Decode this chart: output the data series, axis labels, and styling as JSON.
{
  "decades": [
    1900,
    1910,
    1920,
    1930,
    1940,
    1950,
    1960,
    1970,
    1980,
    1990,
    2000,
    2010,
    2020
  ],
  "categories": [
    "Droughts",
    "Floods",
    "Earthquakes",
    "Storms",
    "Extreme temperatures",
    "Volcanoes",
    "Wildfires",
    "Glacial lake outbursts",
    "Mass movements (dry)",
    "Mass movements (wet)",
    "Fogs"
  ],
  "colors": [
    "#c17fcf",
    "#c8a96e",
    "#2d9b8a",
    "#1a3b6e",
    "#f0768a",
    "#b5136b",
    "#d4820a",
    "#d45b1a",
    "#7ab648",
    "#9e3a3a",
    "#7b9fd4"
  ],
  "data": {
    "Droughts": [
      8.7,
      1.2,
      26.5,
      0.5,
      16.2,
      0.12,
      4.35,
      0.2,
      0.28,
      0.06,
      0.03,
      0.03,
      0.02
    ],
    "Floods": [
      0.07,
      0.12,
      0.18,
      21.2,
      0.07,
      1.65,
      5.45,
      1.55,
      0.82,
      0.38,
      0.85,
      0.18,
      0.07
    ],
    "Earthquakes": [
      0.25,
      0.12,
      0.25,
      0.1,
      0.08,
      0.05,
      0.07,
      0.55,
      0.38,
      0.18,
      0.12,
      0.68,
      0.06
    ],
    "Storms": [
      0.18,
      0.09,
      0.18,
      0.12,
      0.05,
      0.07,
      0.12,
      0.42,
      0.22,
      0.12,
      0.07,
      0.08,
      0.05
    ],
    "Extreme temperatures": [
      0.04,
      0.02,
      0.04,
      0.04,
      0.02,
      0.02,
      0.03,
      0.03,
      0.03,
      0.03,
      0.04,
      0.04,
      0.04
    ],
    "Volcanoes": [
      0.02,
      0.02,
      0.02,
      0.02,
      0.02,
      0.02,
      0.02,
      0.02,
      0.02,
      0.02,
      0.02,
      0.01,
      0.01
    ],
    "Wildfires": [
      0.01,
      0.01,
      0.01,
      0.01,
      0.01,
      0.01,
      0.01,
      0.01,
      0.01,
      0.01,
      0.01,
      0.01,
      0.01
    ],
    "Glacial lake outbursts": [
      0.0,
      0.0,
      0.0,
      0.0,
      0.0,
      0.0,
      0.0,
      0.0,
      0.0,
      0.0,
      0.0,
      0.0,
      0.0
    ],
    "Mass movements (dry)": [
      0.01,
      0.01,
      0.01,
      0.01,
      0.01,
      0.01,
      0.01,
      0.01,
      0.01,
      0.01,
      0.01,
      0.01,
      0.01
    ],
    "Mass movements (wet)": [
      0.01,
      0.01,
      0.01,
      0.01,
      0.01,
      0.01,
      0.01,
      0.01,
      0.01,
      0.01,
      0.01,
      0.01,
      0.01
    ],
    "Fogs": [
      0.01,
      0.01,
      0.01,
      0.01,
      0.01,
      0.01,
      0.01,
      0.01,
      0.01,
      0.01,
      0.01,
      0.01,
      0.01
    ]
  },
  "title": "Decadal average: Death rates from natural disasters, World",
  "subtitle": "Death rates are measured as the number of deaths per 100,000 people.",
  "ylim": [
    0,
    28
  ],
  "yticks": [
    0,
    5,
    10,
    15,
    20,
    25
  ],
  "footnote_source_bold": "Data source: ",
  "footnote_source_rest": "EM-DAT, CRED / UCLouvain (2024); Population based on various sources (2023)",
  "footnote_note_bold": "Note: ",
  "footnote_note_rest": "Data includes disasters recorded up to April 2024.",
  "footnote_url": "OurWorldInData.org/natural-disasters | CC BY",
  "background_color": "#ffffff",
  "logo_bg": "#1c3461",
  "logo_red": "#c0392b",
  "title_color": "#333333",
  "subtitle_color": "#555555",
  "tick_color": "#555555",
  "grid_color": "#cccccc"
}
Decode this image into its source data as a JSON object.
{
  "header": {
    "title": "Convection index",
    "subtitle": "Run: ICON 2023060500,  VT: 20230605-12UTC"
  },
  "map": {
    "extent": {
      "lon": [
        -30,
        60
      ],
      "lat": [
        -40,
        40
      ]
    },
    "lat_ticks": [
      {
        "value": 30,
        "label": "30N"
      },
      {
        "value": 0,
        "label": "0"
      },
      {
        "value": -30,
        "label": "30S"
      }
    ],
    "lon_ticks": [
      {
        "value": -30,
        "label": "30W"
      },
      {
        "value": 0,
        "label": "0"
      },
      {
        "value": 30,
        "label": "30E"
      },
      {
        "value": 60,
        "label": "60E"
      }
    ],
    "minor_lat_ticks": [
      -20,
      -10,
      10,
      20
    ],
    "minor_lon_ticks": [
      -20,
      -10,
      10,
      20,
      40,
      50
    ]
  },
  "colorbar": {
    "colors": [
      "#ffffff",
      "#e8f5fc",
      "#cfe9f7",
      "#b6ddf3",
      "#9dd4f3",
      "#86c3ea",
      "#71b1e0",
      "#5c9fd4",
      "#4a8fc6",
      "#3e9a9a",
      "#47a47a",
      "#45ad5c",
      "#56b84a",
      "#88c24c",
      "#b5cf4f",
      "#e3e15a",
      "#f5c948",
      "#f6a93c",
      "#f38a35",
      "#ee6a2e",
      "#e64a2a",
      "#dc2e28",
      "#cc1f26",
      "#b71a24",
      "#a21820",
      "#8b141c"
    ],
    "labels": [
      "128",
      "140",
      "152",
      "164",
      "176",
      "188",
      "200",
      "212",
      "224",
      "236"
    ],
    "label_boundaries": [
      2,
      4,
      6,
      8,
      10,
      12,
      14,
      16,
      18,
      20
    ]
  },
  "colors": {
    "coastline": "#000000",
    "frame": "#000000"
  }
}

» Written instruction: Print out the whole listing exactly as it appears.

» Finished answer:
Decode this chart: output the data series, axis labels, and styling as JSON.
{
  "decades": [
    1900,
    1910,
    1920,
    1930,
    1940,
    1950,
    1960,
    1970,
    1980,
    1990,
    2000,
    2010,
    2020
  ],
  "categories": [
    "Droughts",
    "Floods",
    "Earthquakes",
    "Storms",
    "Extreme temperatures",
    "Volcanoes",
    "Wildfires",
    "Glacial lake outbursts",
    "Mass movements (dry)",
    "Mass movements (wet)",
    "Fogs"
  ],
  "colors": [
    "#c17fcf",
    "#c8a96e",
    "#2d9b8a",
    "#1a3b6e",
    "#f0768a",
    "#b5136b",
    "#d4820a",
    "#d45b1a",
    "#7ab648",
    "#9e3a3a",
    "#7b9fd4"
  ],
  "data": {
    "Droughts": [
      8.7,
      1.2,
      26.5,
      0.5,
      16.2,
      0.12,
      4.35,
      0.2,
      0.28,
      0.06,
      0.03,
      0.03,
      0.02
    ],
    "Floods": [
      0.07,
      0.12,
      0.18,
      21.2,
      0.07,
      1.65,
      5.45,
      1.55,
      0.82,
      0.38,
      0.85,
      0.18,
      0.07
    ],
    "Earthquakes": [
      0.25,
      0.12,
      0.25,
      0.1,
      0.08,
      0.05,
      0.07,
      0.55,
      0.38,
      0.18,
      0.12,
      0.68,
      0.06
    ],
    "Storms": [
      0.18,
      0.09,
      0.18,
      0.12,
      0.05,
      0.07,
      0.12,
      0.42,
      0.22,
      0.12,
      0.07,
      0.08,
      0.05
    ],
    "Extreme temperatures": [
      0.04,
      0.02,
      0.04,
      0.04,
      0.02,
      0.02,
      0.03,
      0.03,
      0.03,
      0.03,
      0.04,
      0.04,
      0.04
    ],
    "Volcanoes": [
      0.02,
      0.02,
      0.02,
      0.02,
      0.02,
      0.02,
      0.02,
      0.02,
      0.02,
      0.02,
      0.02,
      0.01,
      0.01
    ],
    "Wildfires": [
      0.01,
      0.01,
      0.01,
      0.01,
      0.01,
      0.01,
      0.01,
      0.01,
      0.01,
      0.01,
      0.01,
      0.01,
      0.01
    ],
    "Glacial lake outbursts": [
      0.0,
      0.0,
      0.0,
      0.0,
      0.0,
      0.0,
      0.0,
      0.0,
      0.0,
      0.0,
      0.0,
      0.0,
      0.0
    ],
    "Mass movements (dry)": [
      0.01,
      0.01,
      0.01,
      0.01,
      0.01,
      0.01,
      0.01,
      0.01,
      0.01,
      0.01,
      0.01,
      0.01,
      0.01
    ],
    "Mass movements (wet)": [
      0.01,
      0.01,
      0.01,
      0.01,
      0.01,
      0.01,
      0.01,
      0.01,
      0.01,
      0.01,
      0.01,
      0.01,
      0.01
    ],
    "Fogs": [
      0.01,
      0.01,
      0.01,
      0.01,
      0.01,
      0.01,
      0.01,
      0.01,
      0.01,
      0.01,
      0.01,
      0.01,
      0.01
    ]
  },
  "title": "Decadal average: Death rates from natural disasters, World",
  "subtitle": "Death rates are measured as the number of deaths per 100,000 people.",
  "ylim": [
    0,
    28
  ],
  "yticks": [
    0,
    5,
    10,
    15,
    20,
    25
  ],
  "footnote_source_bold": "Data source: ",
  "footnote_source_rest": "EM-DAT, CRED / UCLouvain (2024); Population based on various sources (2023)",
  "footnote_note_bold": "Note: ",
  "footnote_note_rest": "Data includes disasters recorded up to April 2024.",
  "footnote_url": "OurWorldInData.org/natural-disasters | CC BY",
  "background_color": "#ffffff",
  "logo_bg": "#1c3461",
  "logo_red": "#c0392b",
  "title_color": "#333333",
  "subtitle_color": "#555555",
  "tick_color": "#555555",
  "grid_color": "#cccccc"
}
Decode this image into its source data as a JSON object.
{
  "header": {
    "title": "Convection index",
    "subtitle": "Run: ICON 2023060500,  VT: 20230605-12UTC"
  },
  "map": {
    "extent": {
      "lon": [
        -30,
        60
      ],
      "lat": [
        -40,
        40
      ]
    },
    "lat_ticks": [
      {
        "value": 30,
        "label": "30N"
      },
      {
        "value": 0,
        "label": "0"
      },
      {
        "value": -30,
        "label": "30S"
      }
    ],
    "lon_ticks": [
      {
        "value": -30,
        "label": "30W"
      },
      {
        "value": 0,
        "label": "0"
      },
      {
        "value": 30,
        "label": "30E"
      },
      {
        "value": 60,
        "label": "60E"
      }
    ],
    "minor_lat_ticks": [
      -20,
      -10,
      10,
      20
    ],
    "minor_lon_ticks": [
      -20,
      -10,
      10,
      20,
      40,
      50
    ]
  },
  "colorbar": {
    "colors": [
      "#ffffff",
      "#e8f5fc",
      "#cfe9f7",
      "#b6ddf3",
      "#9dd4f3",
      "#86c3ea",
      "#71b1e0",
      "#5c9fd4",
      "#4a8fc6",
      "#3e9a9a",
      "#47a47a",
      "#45ad5c",
      "#56b84a",
      "#88c24c",
      "#b5cf4f",
      "#e3e15a",
      "#f5c948",
      "#f6a93c",
      "#f38a35",
      "#ee6a2e",
      "#e64a2a",
      "#dc2e28",
      "#cc1f26",
      "#b71a24",
      "#a21820",
      "#8b141c"
    ],
    "labels": [
      "128",
      "140",
      "152",
      "164",
      "176",
      "188",
      "200",
      "212",
      "224",
      "236"
    ],
    "label_boundaries": [
      2,
      4,
      6,
      8,
      10,
      12,
      14,
      16,
      18,
      20
    ]
  },
  "colors": {
    "coastline": "#000000",
    "frame": "#000000"
  }
}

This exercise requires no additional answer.